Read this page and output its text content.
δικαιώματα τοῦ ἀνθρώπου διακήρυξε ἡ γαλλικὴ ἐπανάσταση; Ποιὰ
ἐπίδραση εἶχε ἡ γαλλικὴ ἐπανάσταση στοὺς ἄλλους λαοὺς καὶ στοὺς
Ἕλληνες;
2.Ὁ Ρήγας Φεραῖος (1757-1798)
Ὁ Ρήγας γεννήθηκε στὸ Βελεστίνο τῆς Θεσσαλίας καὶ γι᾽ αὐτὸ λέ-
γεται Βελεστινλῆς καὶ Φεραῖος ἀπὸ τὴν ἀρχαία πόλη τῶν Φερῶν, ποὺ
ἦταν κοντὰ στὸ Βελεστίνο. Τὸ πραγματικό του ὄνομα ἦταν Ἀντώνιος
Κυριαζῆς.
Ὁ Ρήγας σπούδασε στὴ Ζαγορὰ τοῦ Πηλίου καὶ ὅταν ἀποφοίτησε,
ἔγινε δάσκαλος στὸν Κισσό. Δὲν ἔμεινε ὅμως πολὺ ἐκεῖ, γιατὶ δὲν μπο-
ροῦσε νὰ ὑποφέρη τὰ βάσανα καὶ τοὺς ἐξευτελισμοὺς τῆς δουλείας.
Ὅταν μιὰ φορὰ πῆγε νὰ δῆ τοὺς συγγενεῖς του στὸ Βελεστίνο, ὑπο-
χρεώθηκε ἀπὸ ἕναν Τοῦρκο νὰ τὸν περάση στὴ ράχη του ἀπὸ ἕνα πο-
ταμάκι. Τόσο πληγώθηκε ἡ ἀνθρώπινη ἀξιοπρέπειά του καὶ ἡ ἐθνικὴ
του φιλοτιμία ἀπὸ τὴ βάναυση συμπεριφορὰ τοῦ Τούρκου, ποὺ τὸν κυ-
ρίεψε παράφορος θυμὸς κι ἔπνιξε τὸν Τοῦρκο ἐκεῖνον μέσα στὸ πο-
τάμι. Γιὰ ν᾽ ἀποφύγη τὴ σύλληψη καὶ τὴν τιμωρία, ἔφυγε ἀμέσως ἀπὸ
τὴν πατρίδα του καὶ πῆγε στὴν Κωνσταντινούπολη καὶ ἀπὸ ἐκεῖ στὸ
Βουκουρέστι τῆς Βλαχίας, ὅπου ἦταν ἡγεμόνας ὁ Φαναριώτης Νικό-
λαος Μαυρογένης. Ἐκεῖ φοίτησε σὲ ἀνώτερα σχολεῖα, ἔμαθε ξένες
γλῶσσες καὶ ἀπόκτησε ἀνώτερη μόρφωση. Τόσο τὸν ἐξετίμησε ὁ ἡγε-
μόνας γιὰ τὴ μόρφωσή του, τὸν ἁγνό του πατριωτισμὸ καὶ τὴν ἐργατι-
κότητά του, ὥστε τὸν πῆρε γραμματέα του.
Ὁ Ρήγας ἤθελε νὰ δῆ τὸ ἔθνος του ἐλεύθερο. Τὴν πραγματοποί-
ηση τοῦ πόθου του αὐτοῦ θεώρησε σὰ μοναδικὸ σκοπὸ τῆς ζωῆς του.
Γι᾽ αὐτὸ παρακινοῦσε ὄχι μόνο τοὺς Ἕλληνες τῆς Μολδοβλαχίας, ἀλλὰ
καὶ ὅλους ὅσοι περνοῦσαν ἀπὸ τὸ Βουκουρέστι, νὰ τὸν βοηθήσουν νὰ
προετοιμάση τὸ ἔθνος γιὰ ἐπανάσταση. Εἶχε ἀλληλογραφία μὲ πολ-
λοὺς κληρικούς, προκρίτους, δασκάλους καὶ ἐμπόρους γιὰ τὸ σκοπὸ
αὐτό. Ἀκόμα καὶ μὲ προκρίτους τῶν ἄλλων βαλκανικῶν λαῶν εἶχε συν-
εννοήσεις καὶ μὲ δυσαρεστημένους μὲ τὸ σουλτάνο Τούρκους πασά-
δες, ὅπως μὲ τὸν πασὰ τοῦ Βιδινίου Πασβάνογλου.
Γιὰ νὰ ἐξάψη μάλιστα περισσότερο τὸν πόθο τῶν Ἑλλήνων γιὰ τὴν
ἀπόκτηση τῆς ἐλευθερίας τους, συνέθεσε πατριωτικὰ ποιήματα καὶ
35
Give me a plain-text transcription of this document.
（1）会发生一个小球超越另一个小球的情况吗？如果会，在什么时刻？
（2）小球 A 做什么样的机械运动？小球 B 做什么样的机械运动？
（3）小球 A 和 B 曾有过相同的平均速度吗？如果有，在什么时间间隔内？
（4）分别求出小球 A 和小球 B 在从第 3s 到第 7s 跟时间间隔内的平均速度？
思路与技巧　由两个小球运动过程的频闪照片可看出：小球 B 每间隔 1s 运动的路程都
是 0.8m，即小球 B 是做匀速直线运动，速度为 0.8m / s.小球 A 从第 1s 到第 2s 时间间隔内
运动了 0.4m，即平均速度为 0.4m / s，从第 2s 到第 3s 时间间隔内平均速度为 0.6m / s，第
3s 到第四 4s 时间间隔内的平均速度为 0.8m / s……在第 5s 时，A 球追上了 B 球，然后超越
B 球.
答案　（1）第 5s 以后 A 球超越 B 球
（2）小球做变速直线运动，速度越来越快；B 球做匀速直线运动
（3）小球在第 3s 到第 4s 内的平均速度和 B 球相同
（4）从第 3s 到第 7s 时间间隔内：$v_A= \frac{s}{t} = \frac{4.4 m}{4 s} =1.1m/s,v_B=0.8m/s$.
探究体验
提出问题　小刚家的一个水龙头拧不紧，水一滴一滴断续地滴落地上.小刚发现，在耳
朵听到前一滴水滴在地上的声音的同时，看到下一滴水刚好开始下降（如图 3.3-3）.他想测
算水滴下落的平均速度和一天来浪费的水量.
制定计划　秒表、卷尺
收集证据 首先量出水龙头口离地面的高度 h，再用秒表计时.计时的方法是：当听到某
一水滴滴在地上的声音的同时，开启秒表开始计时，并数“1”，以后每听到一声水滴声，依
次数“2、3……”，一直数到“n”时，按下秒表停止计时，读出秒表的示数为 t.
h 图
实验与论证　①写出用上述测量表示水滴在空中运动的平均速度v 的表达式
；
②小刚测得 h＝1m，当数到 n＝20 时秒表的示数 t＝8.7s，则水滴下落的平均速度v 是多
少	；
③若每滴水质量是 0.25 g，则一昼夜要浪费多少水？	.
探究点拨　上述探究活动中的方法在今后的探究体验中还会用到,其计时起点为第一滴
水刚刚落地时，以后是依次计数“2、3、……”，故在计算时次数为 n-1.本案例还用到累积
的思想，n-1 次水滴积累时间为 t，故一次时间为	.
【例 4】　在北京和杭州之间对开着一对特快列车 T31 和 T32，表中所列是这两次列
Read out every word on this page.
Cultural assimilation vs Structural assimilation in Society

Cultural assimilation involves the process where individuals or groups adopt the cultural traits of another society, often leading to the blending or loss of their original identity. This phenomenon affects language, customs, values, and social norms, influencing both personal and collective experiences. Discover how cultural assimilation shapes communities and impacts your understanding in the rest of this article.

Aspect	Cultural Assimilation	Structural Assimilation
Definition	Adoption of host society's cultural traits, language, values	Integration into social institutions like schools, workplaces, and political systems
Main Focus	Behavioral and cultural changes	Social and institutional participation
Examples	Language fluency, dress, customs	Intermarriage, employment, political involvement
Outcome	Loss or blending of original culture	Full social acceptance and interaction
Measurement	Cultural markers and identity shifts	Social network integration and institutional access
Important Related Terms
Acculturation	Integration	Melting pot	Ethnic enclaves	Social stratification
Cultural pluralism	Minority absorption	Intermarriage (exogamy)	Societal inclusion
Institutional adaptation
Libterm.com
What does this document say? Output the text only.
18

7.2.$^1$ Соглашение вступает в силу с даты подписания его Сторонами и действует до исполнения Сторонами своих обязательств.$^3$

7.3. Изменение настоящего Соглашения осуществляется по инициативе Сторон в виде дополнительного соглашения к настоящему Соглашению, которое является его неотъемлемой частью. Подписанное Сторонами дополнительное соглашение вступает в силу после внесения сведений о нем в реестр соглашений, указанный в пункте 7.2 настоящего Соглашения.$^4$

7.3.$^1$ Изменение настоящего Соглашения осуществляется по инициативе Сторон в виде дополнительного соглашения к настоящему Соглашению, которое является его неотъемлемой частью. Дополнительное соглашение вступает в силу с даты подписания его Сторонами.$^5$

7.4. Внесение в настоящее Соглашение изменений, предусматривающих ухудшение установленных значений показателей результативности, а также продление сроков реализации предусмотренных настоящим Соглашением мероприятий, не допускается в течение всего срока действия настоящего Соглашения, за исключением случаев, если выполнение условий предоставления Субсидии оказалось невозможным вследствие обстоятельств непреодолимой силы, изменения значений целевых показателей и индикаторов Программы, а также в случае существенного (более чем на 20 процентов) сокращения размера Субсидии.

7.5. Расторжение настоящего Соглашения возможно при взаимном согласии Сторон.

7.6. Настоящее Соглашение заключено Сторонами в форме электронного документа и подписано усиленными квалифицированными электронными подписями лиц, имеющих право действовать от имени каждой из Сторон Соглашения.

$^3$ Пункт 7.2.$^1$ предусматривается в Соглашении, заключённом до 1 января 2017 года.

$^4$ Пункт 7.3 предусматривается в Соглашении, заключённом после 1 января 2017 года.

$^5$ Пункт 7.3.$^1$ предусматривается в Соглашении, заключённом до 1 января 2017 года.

※ ※ ※

Description of the task — Search the data for "Ρήγας". Copy every line that has it.

Solution for this task —
2.Ὁ Ρήγας Φεραῖος (1757-1798)
Ὁ Ρήγας γεννήθηκε στὸ Βελεστίνο τῆς Θεσσαλίας καὶ γι᾽ αὐτὸ λέ-
Ὁ Ρήγας σπούδασε στὴ Ζαγορὰ τοῦ Πηλίου καὶ ὅταν ἀποφοίτησε,
Ὁ Ρήγας ἤθελε νὰ δῆ τὸ ἔθνος του ἐλεύθερο. Τὴν πραγματοποί-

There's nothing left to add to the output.